## Task to carry out:
Quote the whole listing exactly. Leave the pictures out of your copy.

╭─ Working data

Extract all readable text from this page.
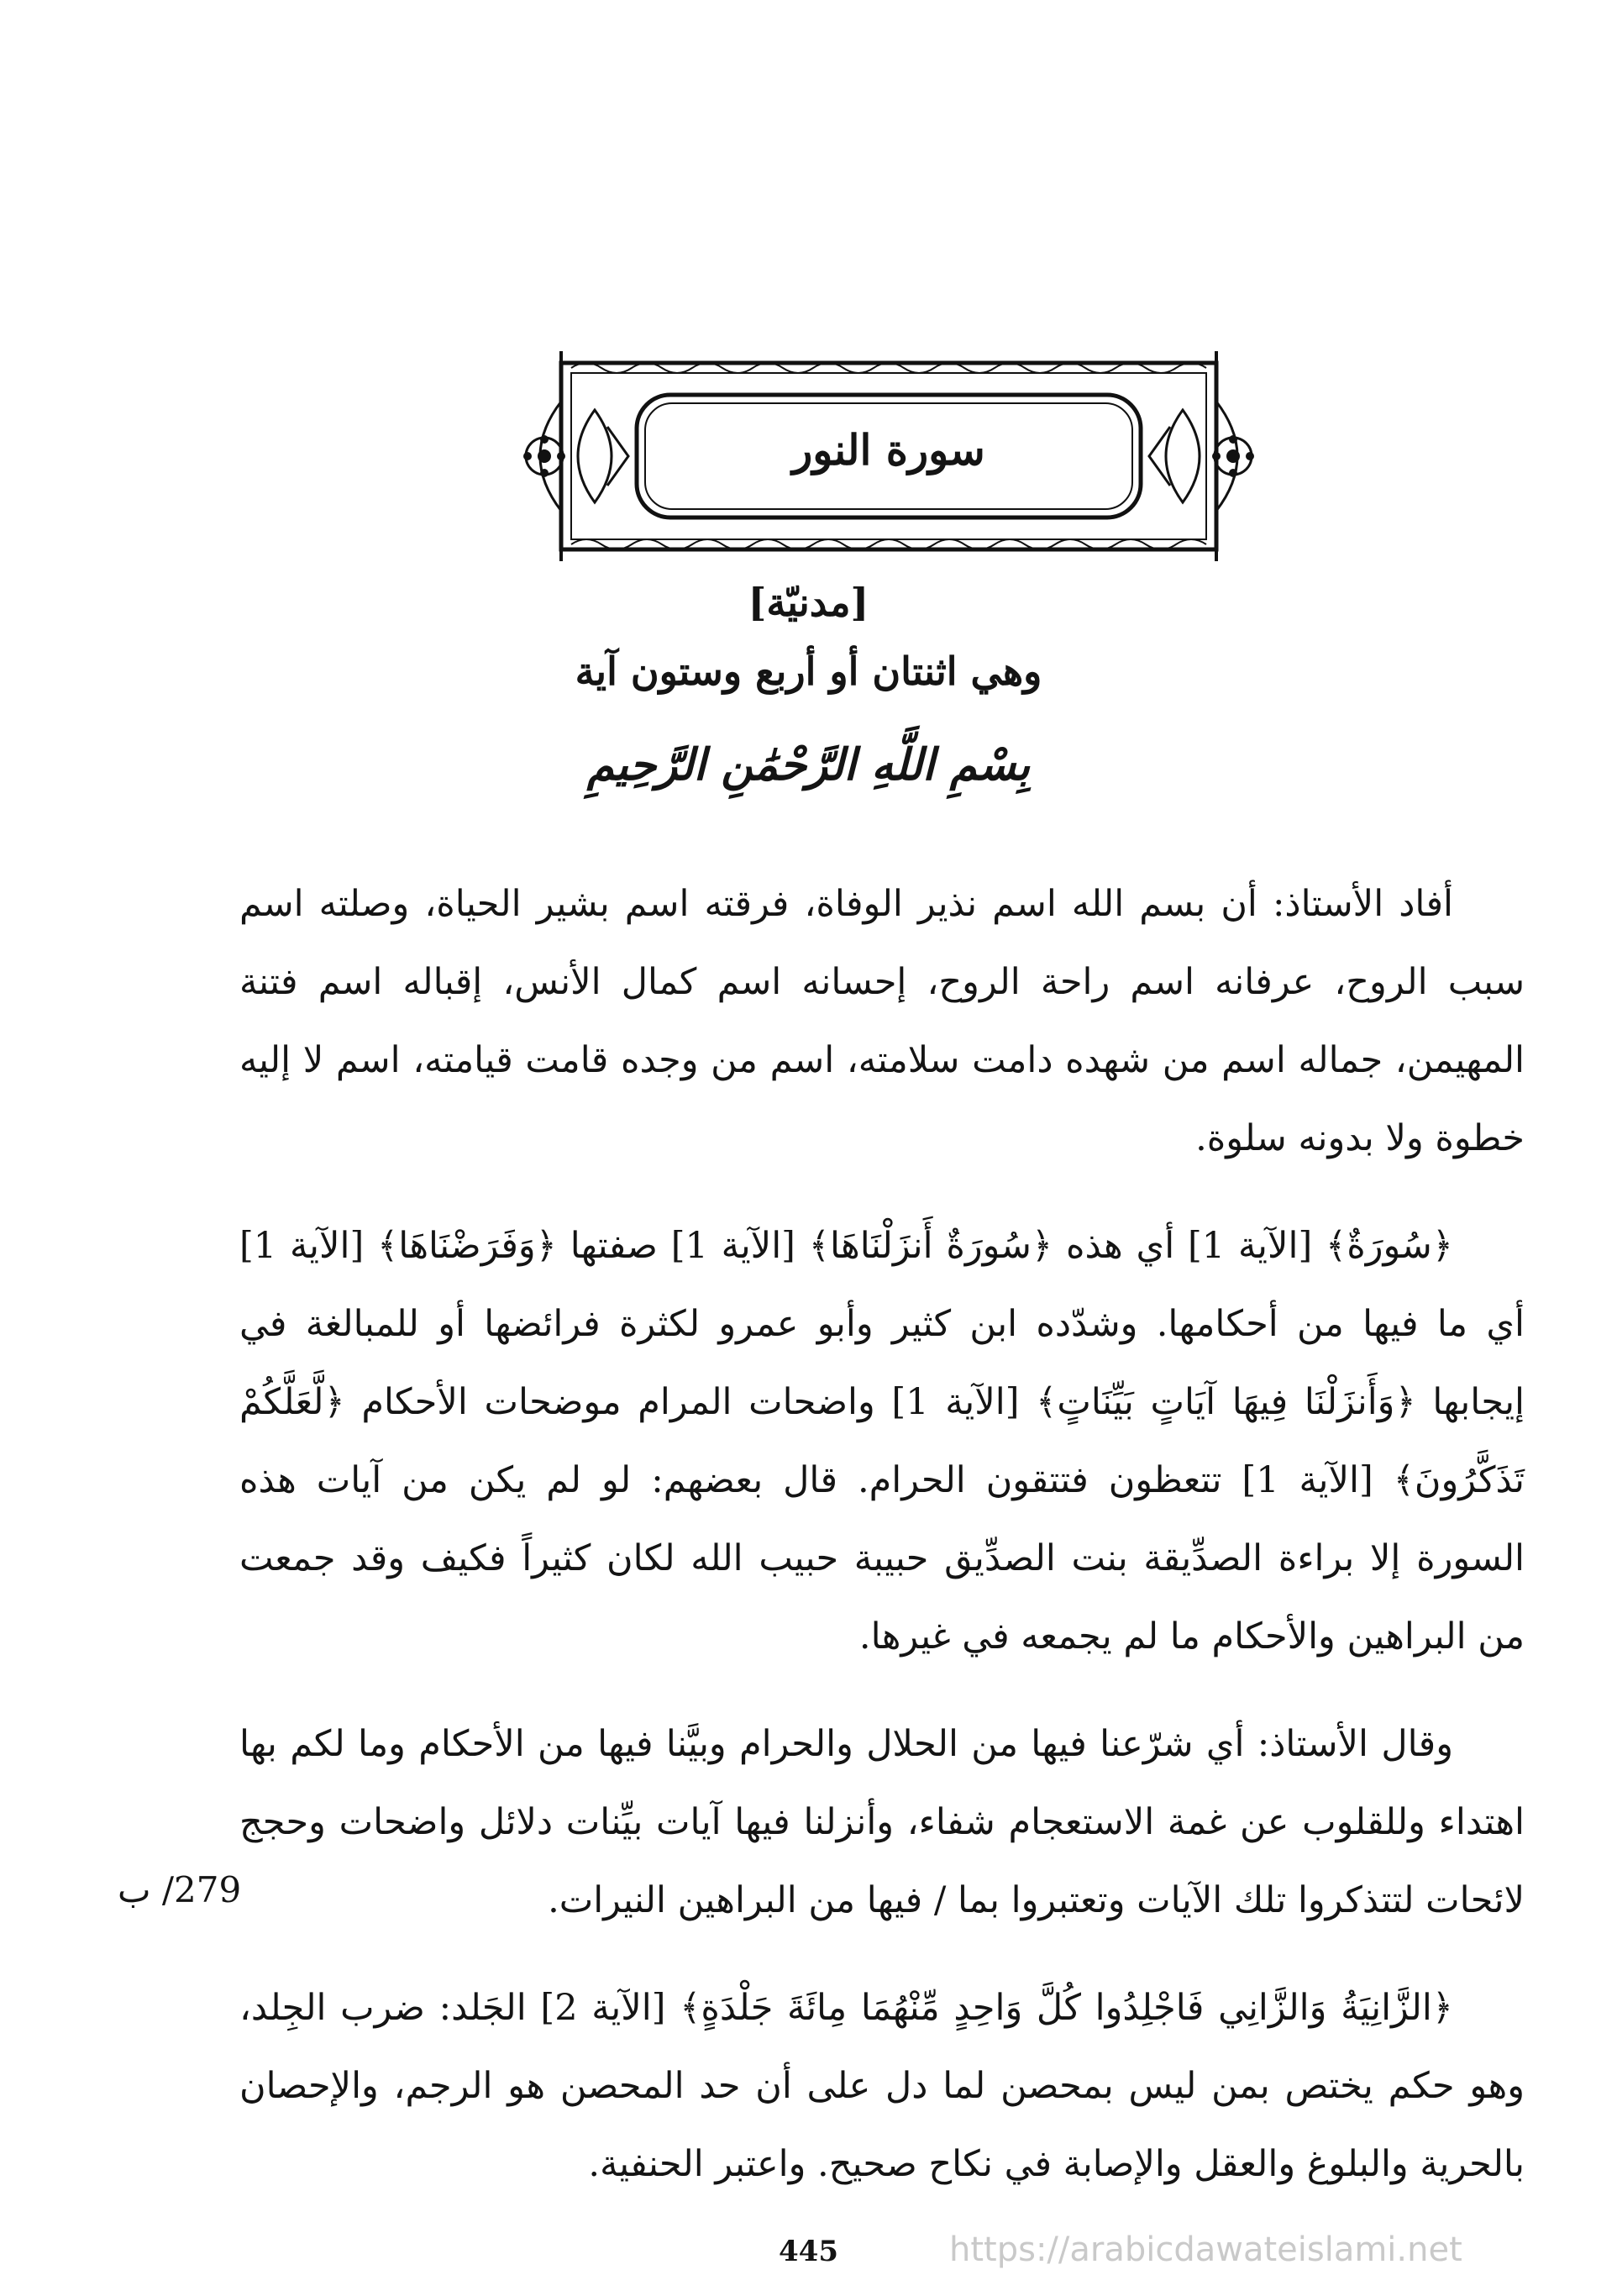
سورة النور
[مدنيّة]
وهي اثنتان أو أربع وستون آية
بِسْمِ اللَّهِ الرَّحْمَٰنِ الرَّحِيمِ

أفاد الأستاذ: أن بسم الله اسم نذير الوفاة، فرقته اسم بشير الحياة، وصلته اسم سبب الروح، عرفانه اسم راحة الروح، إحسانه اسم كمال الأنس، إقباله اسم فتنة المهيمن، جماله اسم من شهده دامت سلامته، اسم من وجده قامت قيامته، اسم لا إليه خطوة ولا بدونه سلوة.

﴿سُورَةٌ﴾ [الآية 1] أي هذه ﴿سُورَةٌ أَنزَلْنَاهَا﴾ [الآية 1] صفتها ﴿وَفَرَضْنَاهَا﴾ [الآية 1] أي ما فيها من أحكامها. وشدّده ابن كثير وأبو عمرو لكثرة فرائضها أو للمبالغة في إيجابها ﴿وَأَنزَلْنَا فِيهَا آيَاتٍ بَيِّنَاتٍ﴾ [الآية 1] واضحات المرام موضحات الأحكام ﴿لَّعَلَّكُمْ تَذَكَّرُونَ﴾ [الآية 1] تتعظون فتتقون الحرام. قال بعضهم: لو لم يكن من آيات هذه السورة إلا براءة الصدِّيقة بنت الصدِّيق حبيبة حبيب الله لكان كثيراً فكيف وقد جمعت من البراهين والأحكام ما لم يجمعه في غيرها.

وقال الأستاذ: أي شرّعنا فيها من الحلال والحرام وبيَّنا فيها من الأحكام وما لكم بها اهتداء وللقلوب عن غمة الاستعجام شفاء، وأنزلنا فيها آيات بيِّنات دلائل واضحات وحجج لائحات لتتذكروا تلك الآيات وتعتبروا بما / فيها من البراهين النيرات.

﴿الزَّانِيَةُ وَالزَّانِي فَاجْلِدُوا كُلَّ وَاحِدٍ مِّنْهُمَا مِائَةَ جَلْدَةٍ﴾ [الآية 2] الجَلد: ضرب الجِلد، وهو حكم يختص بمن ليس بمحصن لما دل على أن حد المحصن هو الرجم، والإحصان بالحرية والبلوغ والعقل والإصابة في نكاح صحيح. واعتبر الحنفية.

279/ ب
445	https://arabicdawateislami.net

╰─

## Full solution:
Extract all readable text from this page.
سورة النور
[مدنيّة]
وهي اثنتان أو أربع وستون آية
بِسْمِ اللَّهِ الرَّحْمَٰنِ الرَّحِيمِ

أفاد الأستاذ: أن بسم الله اسم نذير الوفاة، فرقته اسم بشير الحياة، وصلته اسم سبب الروح، عرفانه اسم راحة الروح، إحسانه اسم كمال الأنس، إقباله اسم فتنة المهيمن، جماله اسم من شهده دامت سلامته، اسم من وجده قامت قيامته، اسم لا إليه خطوة ولا بدونه سلوة.

﴿سُورَةٌ﴾ [الآية 1] أي هذه ﴿سُورَةٌ أَنزَلْنَاهَا﴾ [الآية 1] صفتها ﴿وَفَرَضْنَاهَا﴾ [الآية 1] أي ما فيها من أحكامها. وشدّده ابن كثير وأبو عمرو لكثرة فرائضها أو للمبالغة في إيجابها ﴿وَأَنزَلْنَا فِيهَا آيَاتٍ بَيِّنَاتٍ﴾ [الآية 1] واضحات المرام موضحات الأحكام ﴿لَّعَلَّكُمْ تَذَكَّرُونَ﴾ [الآية 1] تتعظون فتتقون الحرام. قال بعضهم: لو لم يكن من آيات هذه السورة إلا براءة الصدِّيقة بنت الصدِّيق حبيبة حبيب الله لكان كثيراً فكيف وقد جمعت من البراهين والأحكام ما لم يجمعه في غيرها.

وقال الأستاذ: أي شرّعنا فيها من الحلال والحرام وبيَّنا فيها من الأحكام وما لكم بها اهتداء وللقلوب عن غمة الاستعجام شفاء، وأنزلنا فيها آيات بيِّنات دلائل واضحات وحجج لائحات لتتذكروا تلك الآيات وتعتبروا بما / فيها من البراهين النيرات.

﴿الزَّانِيَةُ وَالزَّانِي فَاجْلِدُوا كُلَّ وَاحِدٍ مِّنْهُمَا مِائَةَ جَلْدَةٍ﴾ [الآية 2] الجَلد: ضرب الجِلد، وهو حكم يختص بمن ليس بمحصن لما دل على أن حد المحصن هو الرجم، والإحصان بالحرية والبلوغ والعقل والإصابة في نكاح صحيح. واعتبر الحنفية.

279/ ب
445	https://arabicdawateislami.net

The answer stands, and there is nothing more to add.